+++ Records for the task +++

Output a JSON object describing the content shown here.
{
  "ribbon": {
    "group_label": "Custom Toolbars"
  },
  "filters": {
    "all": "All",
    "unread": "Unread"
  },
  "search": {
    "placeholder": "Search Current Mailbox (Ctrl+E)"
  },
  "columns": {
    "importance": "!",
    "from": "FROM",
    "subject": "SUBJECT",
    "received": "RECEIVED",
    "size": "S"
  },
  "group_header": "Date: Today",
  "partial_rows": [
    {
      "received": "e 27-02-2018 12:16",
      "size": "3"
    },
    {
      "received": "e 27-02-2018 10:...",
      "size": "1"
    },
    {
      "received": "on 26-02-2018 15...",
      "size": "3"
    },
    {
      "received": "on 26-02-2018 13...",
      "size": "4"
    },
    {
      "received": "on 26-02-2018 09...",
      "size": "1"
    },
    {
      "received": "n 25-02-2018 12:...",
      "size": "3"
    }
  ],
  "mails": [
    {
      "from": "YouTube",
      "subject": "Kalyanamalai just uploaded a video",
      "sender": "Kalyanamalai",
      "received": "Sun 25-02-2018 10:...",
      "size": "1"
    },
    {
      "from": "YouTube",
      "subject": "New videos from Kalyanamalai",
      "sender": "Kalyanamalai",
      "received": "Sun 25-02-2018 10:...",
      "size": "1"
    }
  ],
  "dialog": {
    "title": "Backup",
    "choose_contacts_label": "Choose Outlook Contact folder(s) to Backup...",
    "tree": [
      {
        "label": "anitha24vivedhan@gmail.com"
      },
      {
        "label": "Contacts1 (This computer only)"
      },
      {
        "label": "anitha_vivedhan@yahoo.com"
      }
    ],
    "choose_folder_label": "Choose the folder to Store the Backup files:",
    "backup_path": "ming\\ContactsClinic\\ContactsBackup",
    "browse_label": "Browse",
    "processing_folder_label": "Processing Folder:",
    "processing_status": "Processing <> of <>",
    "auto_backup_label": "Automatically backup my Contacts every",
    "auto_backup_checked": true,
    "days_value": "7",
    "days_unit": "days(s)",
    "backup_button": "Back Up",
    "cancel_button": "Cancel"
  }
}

+++

What needs to be done >> In the entries above, some lines may contain the string "Kalyanamalai"; report how many, without additional comment.

Solution for this task >> 4